SET PROBLEM:
Identify the lines that contain the string "deschis", then copy each of them.

MATERIAL PROVIDED:
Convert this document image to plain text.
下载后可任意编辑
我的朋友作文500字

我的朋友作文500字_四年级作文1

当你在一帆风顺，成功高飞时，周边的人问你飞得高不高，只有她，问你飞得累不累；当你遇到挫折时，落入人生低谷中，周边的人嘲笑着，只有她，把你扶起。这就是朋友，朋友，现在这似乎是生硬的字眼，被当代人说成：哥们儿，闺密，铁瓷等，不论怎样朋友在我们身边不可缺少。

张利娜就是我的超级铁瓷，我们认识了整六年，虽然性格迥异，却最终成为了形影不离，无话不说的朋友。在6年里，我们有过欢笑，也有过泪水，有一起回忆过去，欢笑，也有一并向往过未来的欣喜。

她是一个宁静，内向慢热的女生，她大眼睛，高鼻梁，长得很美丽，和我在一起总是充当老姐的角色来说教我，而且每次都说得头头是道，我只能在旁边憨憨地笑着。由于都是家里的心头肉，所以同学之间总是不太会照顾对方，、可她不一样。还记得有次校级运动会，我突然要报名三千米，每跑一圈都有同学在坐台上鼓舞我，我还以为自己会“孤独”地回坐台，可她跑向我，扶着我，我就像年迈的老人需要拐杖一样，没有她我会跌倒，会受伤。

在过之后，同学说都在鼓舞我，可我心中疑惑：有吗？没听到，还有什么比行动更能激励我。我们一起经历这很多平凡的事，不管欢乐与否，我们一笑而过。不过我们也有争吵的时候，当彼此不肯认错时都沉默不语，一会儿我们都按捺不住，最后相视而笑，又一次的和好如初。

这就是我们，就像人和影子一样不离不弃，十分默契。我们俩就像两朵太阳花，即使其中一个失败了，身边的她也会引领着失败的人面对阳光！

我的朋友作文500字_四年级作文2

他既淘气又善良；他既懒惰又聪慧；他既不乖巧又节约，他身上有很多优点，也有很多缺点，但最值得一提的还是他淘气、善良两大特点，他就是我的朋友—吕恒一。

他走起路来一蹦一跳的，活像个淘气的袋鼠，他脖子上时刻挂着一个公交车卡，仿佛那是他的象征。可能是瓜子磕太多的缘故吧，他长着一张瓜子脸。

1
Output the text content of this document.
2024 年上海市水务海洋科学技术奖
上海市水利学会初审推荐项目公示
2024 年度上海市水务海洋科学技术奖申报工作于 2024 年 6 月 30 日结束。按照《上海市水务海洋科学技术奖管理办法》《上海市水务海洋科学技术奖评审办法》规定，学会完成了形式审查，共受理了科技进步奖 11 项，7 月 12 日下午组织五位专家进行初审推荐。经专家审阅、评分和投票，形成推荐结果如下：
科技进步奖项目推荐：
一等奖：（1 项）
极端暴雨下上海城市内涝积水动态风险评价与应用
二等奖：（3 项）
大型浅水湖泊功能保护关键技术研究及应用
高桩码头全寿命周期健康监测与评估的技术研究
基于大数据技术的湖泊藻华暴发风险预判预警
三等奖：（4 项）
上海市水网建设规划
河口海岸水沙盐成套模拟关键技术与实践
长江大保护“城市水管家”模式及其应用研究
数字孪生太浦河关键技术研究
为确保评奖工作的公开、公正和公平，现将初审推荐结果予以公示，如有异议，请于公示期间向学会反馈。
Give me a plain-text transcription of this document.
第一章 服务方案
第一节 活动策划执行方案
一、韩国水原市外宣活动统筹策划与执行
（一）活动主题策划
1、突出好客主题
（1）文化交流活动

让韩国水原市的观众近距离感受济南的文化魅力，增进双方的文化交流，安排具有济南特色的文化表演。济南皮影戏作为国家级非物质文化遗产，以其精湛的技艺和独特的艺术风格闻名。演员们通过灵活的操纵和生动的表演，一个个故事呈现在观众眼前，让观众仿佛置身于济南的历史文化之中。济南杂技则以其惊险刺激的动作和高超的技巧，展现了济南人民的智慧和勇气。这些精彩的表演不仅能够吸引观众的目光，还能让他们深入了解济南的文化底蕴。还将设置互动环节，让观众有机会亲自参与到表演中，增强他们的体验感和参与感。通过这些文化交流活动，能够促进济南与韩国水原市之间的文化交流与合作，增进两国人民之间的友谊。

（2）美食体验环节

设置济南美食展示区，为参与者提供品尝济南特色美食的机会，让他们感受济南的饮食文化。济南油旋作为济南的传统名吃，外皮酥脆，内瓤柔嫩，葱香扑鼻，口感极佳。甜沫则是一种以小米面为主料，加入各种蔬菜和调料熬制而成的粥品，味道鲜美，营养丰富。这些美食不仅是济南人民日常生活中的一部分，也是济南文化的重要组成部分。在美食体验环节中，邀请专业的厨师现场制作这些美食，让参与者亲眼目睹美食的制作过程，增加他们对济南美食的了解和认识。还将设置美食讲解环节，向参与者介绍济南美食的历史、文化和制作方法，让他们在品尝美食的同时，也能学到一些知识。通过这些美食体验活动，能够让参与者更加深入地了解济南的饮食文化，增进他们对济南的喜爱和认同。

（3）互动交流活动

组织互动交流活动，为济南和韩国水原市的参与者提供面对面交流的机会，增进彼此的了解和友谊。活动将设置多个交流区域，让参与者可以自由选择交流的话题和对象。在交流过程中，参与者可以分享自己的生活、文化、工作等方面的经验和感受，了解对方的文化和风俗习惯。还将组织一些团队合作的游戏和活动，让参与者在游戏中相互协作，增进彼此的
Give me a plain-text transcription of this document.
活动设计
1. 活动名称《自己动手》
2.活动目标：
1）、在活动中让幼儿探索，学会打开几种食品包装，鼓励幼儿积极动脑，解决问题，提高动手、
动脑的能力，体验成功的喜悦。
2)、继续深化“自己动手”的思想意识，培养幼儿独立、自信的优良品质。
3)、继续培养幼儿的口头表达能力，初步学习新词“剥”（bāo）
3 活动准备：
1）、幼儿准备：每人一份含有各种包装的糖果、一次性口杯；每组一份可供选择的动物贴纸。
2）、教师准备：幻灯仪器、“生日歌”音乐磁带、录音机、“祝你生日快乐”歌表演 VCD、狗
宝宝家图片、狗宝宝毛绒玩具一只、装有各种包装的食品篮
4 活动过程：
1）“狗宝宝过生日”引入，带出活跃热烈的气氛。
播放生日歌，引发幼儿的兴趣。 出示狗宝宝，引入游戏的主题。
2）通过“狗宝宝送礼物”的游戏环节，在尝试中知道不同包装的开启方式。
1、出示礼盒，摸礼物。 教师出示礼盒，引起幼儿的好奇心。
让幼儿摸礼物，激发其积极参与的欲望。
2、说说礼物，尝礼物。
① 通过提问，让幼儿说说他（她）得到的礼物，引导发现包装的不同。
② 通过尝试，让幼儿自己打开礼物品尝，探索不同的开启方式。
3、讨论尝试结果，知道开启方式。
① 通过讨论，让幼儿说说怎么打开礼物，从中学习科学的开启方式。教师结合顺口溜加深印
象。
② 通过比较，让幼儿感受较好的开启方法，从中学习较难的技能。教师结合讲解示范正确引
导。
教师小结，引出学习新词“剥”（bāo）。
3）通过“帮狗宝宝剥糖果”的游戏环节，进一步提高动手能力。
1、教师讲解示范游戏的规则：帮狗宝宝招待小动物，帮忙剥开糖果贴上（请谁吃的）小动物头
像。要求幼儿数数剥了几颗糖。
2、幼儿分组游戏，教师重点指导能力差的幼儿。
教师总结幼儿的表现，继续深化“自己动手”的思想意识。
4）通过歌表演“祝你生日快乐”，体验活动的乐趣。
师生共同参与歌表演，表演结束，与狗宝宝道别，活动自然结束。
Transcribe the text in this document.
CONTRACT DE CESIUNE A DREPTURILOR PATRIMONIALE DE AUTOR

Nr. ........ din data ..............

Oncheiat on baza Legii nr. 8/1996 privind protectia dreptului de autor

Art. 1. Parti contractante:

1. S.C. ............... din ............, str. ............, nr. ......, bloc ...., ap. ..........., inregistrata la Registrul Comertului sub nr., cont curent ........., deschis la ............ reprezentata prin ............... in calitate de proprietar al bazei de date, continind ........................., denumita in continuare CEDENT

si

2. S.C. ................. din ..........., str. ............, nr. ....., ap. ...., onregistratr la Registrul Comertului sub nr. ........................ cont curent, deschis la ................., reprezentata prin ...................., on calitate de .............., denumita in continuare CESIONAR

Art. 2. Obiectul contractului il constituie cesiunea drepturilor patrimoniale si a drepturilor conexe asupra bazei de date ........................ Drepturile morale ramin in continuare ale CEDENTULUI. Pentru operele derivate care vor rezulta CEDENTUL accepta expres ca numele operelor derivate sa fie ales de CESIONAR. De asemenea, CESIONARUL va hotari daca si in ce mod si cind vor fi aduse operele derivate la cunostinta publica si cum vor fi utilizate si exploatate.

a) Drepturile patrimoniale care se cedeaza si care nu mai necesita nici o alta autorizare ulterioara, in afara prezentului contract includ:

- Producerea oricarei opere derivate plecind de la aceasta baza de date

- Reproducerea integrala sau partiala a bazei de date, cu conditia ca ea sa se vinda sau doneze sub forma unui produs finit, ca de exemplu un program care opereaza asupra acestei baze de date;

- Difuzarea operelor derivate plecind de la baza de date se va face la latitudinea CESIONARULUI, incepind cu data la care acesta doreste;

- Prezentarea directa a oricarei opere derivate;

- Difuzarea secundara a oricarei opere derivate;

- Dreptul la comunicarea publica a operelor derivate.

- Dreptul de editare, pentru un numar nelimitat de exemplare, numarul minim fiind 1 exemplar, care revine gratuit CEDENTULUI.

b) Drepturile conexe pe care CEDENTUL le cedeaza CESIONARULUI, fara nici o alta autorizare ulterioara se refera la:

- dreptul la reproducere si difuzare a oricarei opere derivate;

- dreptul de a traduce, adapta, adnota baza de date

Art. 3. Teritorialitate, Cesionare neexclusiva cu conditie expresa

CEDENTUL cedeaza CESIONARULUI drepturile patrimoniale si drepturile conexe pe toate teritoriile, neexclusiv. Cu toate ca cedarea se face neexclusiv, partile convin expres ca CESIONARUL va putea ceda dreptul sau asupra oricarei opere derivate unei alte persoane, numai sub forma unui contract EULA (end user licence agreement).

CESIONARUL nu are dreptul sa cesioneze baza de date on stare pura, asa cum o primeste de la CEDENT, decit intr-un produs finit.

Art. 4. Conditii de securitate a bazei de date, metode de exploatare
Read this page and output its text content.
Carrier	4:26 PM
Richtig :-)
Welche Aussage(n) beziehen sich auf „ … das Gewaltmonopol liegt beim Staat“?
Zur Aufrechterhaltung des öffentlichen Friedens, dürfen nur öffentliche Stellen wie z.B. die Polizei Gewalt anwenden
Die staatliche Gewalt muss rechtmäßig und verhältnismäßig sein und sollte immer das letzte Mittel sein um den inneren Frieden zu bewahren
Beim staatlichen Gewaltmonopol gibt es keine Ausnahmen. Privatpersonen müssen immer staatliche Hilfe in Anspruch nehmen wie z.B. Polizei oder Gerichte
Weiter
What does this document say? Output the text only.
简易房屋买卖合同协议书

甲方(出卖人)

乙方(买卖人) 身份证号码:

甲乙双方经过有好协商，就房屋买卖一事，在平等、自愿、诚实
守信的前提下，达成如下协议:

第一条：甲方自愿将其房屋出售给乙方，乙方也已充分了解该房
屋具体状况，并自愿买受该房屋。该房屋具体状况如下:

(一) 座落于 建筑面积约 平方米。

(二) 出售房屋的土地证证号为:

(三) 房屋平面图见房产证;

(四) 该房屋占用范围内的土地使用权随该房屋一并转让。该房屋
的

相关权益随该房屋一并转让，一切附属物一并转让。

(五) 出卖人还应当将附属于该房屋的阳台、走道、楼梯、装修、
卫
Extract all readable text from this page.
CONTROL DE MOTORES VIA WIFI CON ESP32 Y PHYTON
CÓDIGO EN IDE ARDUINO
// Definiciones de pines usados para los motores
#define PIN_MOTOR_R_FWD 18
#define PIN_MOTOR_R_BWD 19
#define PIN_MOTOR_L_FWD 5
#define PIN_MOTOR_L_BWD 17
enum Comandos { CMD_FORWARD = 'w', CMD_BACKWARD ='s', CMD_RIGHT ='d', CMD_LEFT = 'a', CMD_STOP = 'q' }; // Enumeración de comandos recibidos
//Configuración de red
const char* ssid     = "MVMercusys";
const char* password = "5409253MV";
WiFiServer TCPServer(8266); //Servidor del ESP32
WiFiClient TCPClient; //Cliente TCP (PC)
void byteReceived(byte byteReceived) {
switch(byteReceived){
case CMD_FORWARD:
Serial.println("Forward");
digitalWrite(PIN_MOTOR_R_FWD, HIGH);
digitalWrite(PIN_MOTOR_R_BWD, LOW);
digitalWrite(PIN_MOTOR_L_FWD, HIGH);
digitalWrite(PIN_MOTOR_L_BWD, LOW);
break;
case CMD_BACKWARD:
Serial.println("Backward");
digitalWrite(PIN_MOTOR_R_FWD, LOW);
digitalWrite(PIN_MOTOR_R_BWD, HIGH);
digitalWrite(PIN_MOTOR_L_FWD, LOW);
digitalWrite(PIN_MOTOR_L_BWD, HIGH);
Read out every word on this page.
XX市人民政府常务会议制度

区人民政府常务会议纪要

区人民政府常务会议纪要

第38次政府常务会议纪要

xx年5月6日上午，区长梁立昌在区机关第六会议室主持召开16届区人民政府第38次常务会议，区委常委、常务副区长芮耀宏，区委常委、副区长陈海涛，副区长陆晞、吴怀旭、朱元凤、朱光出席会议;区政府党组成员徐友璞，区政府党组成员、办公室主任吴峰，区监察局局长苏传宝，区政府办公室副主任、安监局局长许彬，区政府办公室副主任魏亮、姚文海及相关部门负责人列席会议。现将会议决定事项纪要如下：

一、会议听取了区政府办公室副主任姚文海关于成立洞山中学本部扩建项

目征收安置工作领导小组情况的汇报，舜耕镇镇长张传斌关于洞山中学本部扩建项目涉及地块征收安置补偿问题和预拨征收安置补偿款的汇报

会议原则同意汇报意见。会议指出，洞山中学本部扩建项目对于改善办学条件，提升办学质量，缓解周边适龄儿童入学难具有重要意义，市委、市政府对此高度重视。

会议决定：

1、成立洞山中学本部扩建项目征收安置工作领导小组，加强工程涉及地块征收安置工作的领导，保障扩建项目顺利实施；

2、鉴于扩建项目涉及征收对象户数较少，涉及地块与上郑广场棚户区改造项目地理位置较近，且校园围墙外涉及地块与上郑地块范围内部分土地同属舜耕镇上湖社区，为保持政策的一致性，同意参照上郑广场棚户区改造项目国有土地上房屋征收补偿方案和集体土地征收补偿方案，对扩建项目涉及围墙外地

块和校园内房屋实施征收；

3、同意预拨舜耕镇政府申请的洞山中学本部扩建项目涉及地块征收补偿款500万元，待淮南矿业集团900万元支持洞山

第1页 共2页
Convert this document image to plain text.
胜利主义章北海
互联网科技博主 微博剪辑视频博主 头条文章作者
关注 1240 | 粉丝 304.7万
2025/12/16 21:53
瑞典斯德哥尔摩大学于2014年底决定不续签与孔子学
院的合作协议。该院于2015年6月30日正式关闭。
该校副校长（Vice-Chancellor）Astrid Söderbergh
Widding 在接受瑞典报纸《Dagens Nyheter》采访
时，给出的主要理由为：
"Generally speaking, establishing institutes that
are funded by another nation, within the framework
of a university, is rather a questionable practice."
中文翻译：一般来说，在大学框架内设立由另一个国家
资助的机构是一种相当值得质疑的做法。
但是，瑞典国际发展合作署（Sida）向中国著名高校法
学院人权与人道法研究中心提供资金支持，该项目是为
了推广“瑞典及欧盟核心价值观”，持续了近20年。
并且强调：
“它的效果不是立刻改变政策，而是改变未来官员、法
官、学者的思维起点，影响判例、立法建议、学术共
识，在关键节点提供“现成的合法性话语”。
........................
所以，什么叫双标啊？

TASK OUTPUT:
1. S.C. ............... din ............, str. ............, nr. ......, bloc ...., ap. ..........., inregistrata la Registrul Comertului sub nr., cont curent ........., deschis la ............ reprezentata prin ............... in calitate de proprietar al bazei de date, continind ........................., denumita in continuare CEDENT
2. S.C. ................. din ..........., str. ............, nr. ....., ap. ...., onregistratr la Registrul Comertului sub nr. ........................ cont curent, deschis la ................., reprezentata prin ...................., on calitate de .............., denumita in continuare CESIONAR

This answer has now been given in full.